Wherever "hướng" appears in a line, list that line.

• Stored records:
____

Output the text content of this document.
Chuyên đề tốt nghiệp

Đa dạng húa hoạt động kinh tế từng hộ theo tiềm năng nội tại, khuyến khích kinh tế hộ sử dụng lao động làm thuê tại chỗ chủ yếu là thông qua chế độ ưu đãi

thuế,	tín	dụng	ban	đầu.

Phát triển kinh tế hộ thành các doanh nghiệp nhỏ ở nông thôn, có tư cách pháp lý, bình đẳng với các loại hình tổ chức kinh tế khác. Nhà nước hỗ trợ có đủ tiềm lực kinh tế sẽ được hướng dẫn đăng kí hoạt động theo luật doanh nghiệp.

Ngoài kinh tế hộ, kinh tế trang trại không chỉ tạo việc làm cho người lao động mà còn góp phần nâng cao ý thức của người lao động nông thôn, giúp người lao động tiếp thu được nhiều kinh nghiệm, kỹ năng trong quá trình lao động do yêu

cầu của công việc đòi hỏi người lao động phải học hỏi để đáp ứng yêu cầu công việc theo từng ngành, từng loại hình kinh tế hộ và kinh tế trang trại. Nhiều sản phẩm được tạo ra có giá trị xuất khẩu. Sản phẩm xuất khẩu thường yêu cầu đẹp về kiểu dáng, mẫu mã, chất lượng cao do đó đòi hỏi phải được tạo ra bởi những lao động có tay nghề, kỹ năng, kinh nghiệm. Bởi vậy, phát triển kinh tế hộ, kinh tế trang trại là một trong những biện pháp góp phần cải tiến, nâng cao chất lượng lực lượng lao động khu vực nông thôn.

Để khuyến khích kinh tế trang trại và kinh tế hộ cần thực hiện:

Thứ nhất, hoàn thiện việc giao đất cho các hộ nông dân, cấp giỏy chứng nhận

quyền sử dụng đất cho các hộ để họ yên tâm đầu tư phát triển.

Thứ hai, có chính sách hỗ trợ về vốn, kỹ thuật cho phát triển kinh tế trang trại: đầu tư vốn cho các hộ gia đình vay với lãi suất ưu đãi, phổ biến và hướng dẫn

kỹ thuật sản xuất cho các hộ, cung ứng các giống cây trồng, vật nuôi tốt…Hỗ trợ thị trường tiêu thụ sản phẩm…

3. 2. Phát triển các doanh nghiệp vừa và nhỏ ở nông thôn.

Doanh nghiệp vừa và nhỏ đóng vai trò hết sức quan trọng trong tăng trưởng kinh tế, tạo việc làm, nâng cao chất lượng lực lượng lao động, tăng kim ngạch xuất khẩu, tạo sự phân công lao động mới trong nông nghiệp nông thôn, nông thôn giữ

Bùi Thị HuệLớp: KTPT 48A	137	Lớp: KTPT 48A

____

• Solution below:
Phát triển kinh tế hộ thành các doanh nghiệp nhỏ ở nông thôn, có tư cách pháp lý, bình đẳng với các loại hình tổ chức kinh tế khác. Nhà nước hỗ trợ có đủ tiềm lực kinh tế sẽ được hướng dẫn đăng kí hoạt động theo luật doanh nghiệp.
Thứ hai, có chính sách hỗ trợ về vốn, kỹ thuật cho phát triển kinh tế trang trại: đầu tư vốn cho các hộ gia đình vay với lãi suất ưu đãi, phổ biến và hướng dẫn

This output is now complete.